- _What is asked_
Copy the listing below line for line, without changing any character.

[BEGIN]

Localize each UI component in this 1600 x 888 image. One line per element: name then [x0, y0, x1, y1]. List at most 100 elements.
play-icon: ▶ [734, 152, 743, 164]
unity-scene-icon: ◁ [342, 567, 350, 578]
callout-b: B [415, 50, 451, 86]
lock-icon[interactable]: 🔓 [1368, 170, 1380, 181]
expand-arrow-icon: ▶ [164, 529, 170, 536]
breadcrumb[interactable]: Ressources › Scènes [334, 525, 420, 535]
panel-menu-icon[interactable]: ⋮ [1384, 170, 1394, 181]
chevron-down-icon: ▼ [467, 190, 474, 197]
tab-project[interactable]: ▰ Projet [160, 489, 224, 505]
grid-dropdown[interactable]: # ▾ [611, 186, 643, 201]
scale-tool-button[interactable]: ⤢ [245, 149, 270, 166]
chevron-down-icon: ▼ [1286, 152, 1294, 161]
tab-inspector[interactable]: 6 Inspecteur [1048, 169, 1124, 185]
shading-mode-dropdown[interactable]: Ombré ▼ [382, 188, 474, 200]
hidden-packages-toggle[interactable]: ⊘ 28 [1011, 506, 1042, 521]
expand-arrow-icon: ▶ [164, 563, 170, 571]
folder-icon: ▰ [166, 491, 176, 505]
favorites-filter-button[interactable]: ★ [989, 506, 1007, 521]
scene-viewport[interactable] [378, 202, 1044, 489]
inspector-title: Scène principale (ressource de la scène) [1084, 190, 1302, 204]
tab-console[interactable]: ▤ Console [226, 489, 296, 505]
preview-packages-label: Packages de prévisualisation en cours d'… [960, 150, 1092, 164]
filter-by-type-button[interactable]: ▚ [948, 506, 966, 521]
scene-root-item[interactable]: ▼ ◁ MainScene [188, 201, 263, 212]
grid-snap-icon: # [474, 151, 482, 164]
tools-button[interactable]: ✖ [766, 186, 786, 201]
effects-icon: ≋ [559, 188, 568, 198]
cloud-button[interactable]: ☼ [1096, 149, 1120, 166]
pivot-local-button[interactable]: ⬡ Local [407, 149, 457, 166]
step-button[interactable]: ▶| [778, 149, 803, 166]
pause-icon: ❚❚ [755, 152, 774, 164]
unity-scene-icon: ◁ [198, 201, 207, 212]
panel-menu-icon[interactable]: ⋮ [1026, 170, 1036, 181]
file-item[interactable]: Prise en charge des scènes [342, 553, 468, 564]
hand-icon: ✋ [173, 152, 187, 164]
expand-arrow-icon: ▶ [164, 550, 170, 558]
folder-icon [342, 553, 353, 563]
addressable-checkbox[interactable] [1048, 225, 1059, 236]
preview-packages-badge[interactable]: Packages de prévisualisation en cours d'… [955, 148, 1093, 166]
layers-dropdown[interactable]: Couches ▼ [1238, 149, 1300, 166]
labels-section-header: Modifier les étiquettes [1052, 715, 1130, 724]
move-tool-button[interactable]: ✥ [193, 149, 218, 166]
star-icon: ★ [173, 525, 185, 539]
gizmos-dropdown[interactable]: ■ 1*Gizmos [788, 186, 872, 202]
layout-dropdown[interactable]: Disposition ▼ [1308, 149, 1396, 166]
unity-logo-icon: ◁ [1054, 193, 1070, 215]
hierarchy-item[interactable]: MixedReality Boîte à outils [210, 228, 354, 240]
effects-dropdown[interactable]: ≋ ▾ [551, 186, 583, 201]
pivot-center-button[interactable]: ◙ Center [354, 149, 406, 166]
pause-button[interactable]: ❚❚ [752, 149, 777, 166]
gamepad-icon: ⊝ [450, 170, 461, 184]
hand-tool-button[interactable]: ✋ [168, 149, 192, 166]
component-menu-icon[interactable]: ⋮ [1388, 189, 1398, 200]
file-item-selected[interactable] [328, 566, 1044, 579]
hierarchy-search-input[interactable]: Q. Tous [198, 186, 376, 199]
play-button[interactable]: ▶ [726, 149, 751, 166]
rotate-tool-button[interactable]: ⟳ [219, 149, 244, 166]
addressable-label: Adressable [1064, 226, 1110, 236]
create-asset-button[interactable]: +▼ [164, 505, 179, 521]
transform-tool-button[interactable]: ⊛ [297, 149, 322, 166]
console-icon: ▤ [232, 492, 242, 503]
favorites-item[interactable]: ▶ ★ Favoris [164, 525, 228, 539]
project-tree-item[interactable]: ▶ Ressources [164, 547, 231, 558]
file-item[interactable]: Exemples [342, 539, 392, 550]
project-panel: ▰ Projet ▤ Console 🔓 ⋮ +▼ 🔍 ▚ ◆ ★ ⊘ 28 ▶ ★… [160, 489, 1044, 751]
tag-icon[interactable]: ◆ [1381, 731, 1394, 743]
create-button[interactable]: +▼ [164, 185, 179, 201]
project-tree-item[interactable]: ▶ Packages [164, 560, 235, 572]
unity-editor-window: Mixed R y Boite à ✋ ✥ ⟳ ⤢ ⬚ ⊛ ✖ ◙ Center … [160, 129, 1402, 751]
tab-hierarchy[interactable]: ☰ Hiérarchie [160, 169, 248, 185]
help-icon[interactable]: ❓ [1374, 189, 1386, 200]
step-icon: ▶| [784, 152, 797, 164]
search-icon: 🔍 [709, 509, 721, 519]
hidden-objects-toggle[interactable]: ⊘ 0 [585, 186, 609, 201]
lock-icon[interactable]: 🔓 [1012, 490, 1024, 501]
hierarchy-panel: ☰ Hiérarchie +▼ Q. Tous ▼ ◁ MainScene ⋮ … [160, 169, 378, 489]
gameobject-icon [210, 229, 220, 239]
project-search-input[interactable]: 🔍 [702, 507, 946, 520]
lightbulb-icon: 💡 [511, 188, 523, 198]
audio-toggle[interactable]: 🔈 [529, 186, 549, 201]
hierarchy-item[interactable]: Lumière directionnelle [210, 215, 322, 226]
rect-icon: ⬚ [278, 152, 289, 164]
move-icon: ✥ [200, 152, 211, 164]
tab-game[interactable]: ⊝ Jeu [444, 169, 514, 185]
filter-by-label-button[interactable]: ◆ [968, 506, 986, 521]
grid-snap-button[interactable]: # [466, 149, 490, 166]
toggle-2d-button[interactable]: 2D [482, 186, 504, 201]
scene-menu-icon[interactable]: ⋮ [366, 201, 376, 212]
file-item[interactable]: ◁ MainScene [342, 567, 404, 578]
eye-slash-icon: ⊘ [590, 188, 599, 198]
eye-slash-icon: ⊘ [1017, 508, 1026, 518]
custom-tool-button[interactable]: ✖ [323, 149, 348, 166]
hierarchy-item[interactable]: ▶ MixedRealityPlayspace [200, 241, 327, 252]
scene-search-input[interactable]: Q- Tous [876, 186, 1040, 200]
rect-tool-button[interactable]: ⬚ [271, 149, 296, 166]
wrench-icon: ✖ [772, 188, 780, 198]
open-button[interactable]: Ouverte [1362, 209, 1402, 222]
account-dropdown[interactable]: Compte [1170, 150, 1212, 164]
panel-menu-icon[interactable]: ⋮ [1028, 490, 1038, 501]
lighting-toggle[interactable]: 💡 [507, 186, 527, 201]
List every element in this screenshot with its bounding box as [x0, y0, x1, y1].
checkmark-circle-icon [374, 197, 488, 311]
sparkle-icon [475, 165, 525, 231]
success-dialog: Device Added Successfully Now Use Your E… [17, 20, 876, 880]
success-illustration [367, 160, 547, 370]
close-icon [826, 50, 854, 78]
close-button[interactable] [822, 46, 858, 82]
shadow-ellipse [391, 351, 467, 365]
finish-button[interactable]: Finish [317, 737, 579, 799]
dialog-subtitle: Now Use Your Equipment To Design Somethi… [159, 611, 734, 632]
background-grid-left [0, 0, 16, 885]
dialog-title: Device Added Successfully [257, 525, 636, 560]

[END]

- _Task output_
Localize each UI component in this 1600 x 888 image. One line per element: name then [x0, y0, x1, y1]. List at most 100 elements.
play-icon: ▶ [734, 152, 743, 164]
unity-scene-icon: ◁ [342, 567, 350, 578]
callout-b: B [415, 50, 451, 86]
lock-icon[interactable]: 🔓 [1368, 170, 1380, 181]
expand-arrow-icon: ▶ [164, 529, 170, 536]
breadcrumb[interactable]: Ressources › Scènes [334, 525, 420, 535]
panel-menu-icon[interactable]: ⋮ [1384, 170, 1394, 181]
chevron-down-icon: ▼ [467, 190, 474, 197]
tab-project[interactable]: ▰ Projet [160, 489, 224, 505]
grid-dropdown[interactable]: # ▾ [611, 186, 643, 201]
scale-tool-button[interactable]: ⤢ [245, 149, 270, 166]
chevron-down-icon: ▼ [1286, 152, 1294, 161]
tab-inspector[interactable]: 6 Inspecteur [1048, 169, 1124, 185]
shading-mode-dropdown[interactable]: Ombré ▼ [382, 188, 474, 200]
hidden-packages-toggle[interactable]: ⊘ 28 [1011, 506, 1042, 521]
expand-arrow-icon: ▶ [164, 563, 170, 571]
folder-icon: ▰ [166, 491, 176, 505]
favorites-filter-button[interactable]: ★ [989, 506, 1007, 521]
scene-viewport[interactable] [378, 202, 1044, 489]
inspector-title: Scène principale (ressource de la scène) [1084, 190, 1302, 204]
tab-console[interactable]: ▤ Console [226, 489, 296, 505]
preview-packages-label: Packages de prévisualisation en cours d'… [960, 150, 1092, 164]
filter-by-type-button[interactable]: ▚ [948, 506, 966, 521]
scene-root-item[interactable]: ▼ ◁ MainScene [188, 201, 263, 212]
grid-snap-icon: # [474, 151, 482, 164]
tools-button[interactable]: ✖ [766, 186, 786, 201]
effects-icon: ≋ [559, 188, 568, 198]
cloud-button[interactable]: ☼ [1096, 149, 1120, 166]
pivot-local-button[interactable]: ⬡ Local [407, 149, 457, 166]
step-button[interactable]: ▶| [778, 149, 803, 166]
pause-icon: ❚❚ [755, 152, 774, 164]
unity-scene-icon: ◁ [198, 201, 207, 212]
panel-menu-icon[interactable]: ⋮ [1026, 170, 1036, 181]
file-item[interactable]: Prise en charge des scènes [342, 553, 468, 564]
hand-icon: ✋ [173, 152, 187, 164]
expand-arrow-icon: ▶ [164, 550, 170, 558]
folder-icon [342, 553, 353, 563]
addressable-checkbox[interactable] [1048, 225, 1059, 236]
preview-packages-badge[interactable]: Packages de prévisualisation en cours d'… [955, 148, 1093, 166]
layers-dropdown[interactable]: Couches ▼ [1238, 149, 1300, 166]
labels-section-header: Modifier les étiquettes [1052, 715, 1130, 724]
move-tool-button[interactable]: ✥ [193, 149, 218, 166]
star-icon: ★ [173, 525, 185, 539]
gizmos-dropdown[interactable]: ■ 1*Gizmos [788, 186, 872, 202]
layout-dropdown[interactable]: Disposition ▼ [1308, 149, 1396, 166]
unity-logo-icon: ◁ [1054, 193, 1070, 215]
hierarchy-item[interactable]: MixedReality Boîte à outils [210, 228, 354, 240]
effects-dropdown[interactable]: ≋ ▾ [551, 186, 583, 201]
pivot-center-button[interactable]: ◙ Center [354, 149, 406, 166]
pause-button[interactable]: ❚❚ [752, 149, 777, 166]
gamepad-icon: ⊝ [450, 170, 461, 184]
hand-tool-button[interactable]: ✋ [168, 149, 192, 166]
component-menu-icon[interactable]: ⋮ [1388, 189, 1398, 200]
file-item-selected[interactable] [328, 566, 1044, 579]
hierarchy-search-input[interactable]: Q. Tous [198, 186, 376, 199]
play-button[interactable]: ▶ [726, 149, 751, 166]
rotate-tool-button[interactable]: ⟳ [219, 149, 244, 166]
addressable-label: Adressable [1064, 226, 1110, 236]
create-asset-button[interactable]: +▼ [164, 505, 179, 521]
transform-tool-button[interactable]: ⊛ [297, 149, 322, 166]
console-icon: ▤ [232, 492, 242, 503]
favorites-item[interactable]: ▶ ★ Favoris [164, 525, 228, 539]
project-tree-item[interactable]: ▶ Ressources [164, 547, 231, 558]
file-item[interactable]: Exemples [342, 539, 392, 550]
project-panel: ▰ Projet ▤ Console 🔓 ⋮ +▼ 🔍 ▚ ◆ ★ ⊘ 28 ▶ ★… [160, 489, 1044, 751]
tag-icon[interactable]: ◆ [1381, 731, 1394, 743]
create-button[interactable]: +▼ [164, 185, 179, 201]
project-tree-item[interactable]: ▶ Packages [164, 560, 235, 572]
unity-editor-window: Mixed R y Boite à ✋ ✥ ⟳ ⤢ ⬚ ⊛ ✖ ◙ Center … [160, 129, 1402, 751]
tab-hierarchy[interactable]: ☰ Hiérarchie [160, 169, 248, 185]
help-icon[interactable]: ❓ [1374, 189, 1386, 200]
step-icon: ▶| [784, 152, 797, 164]
search-icon: 🔍 [709, 509, 721, 519]
hidden-objects-toggle[interactable]: ⊘ 0 [585, 186, 609, 201]
lock-icon[interactable]: 🔓 [1012, 490, 1024, 501]
hierarchy-panel: ☰ Hiérarchie +▼ Q. Tous ▼ ◁ MainScene ⋮ … [160, 169, 378, 489]
gameobject-icon [210, 229, 220, 239]
project-search-input[interactable]: 🔍 [702, 507, 946, 520]
lightbulb-icon: 💡 [511, 188, 523, 198]
audio-toggle[interactable]: 🔈 [529, 186, 549, 201]
hierarchy-item[interactable]: Lumière directionnelle [210, 215, 322, 226]
rect-icon: ⬚ [278, 152, 289, 164]
move-icon: ✥ [200, 152, 211, 164]
tab-game[interactable]: ⊝ Jeu [444, 169, 514, 185]
filter-by-label-button[interactable]: ◆ [968, 506, 986, 521]
grid-snap-button[interactable]: # [466, 149, 490, 166]
toggle-2d-button[interactable]: 2D [482, 186, 504, 201]
scene-menu-icon[interactable]: ⋮ [366, 201, 376, 212]
file-item[interactable]: ◁ MainScene [342, 567, 404, 578]
eye-slash-icon: ⊘ [590, 188, 599, 198]
eye-slash-icon: ⊘ [1017, 508, 1026, 518]
custom-tool-button[interactable]: ✖ [323, 149, 348, 166]
hierarchy-item[interactable]: ▶ MixedRealityPlayspace [200, 241, 327, 252]
scene-search-input[interactable]: Q- Tous [876, 186, 1040, 200]
rect-tool-button[interactable]: ⬚ [271, 149, 296, 166]
wrench-icon: ✖ [772, 188, 780, 198]
open-button[interactable]: Ouverte [1362, 209, 1402, 222]
account-dropdown[interactable]: Compte [1170, 150, 1212, 164]
panel-menu-icon[interactable]: ⋮ [1028, 490, 1038, 501]
lighting-toggle[interactable]: 💡 [507, 186, 527, 201]
List every element in this screenshot with its bounding box as [x0, y0, x1, y1].
checkmark-circle-icon [374, 197, 488, 311]
sparkle-icon [475, 165, 525, 231]
success-dialog: Device Added Successfully Now Use Your E… [17, 20, 876, 880]
success-illustration [367, 160, 547, 370]
close-icon [826, 50, 854, 78]
close-button[interactable] [822, 46, 858, 82]
shadow-ellipse [391, 351, 467, 365]
finish-button[interactable]: Finish [317, 737, 579, 799]
dialog-subtitle: Now Use Your Equipment To Design Somethi… [159, 611, 734, 632]
background-grid-left [0, 0, 16, 885]
dialog-title: Device Added Successfully [257, 525, 636, 560]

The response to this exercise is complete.